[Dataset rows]

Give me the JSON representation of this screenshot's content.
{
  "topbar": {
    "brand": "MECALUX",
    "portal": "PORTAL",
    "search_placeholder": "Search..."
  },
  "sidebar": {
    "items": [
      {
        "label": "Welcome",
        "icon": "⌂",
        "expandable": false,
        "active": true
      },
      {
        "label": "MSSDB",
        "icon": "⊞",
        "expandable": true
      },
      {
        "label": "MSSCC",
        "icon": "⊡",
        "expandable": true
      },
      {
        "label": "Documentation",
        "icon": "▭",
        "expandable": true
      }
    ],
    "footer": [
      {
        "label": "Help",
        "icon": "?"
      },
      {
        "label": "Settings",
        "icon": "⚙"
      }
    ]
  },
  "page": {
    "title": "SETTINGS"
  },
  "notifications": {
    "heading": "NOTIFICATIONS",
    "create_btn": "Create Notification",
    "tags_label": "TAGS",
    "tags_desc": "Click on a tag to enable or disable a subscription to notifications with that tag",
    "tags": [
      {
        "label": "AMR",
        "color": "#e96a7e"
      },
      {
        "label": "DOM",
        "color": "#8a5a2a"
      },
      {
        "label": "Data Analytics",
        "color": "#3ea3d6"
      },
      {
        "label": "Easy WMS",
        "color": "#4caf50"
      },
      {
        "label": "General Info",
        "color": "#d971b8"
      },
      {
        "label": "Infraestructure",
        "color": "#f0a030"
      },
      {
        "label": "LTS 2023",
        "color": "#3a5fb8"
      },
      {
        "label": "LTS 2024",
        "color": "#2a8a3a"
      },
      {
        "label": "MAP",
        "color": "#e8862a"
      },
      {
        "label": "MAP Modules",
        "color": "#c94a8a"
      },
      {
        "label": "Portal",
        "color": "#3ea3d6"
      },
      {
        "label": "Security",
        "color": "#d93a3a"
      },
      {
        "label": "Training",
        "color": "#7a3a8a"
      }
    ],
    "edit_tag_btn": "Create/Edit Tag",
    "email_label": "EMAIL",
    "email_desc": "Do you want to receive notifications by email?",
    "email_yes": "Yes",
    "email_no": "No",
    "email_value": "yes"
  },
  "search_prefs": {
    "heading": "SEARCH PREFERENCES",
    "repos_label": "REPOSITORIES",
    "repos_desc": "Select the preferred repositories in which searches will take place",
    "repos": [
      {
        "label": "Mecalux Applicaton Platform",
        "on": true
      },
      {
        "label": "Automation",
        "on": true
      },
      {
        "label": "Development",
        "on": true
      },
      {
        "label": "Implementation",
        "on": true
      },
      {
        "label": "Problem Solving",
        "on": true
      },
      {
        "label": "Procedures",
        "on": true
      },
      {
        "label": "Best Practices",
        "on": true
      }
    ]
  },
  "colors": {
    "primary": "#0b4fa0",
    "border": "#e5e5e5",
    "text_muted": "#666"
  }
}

• _YOUR GOAL_
In the listing above, locate each line with "Create" and copy it.

• _THE OUTPUT_
    "create_btn": "Create Notification",
    "edit_tag_btn": "Create/Edit Tag",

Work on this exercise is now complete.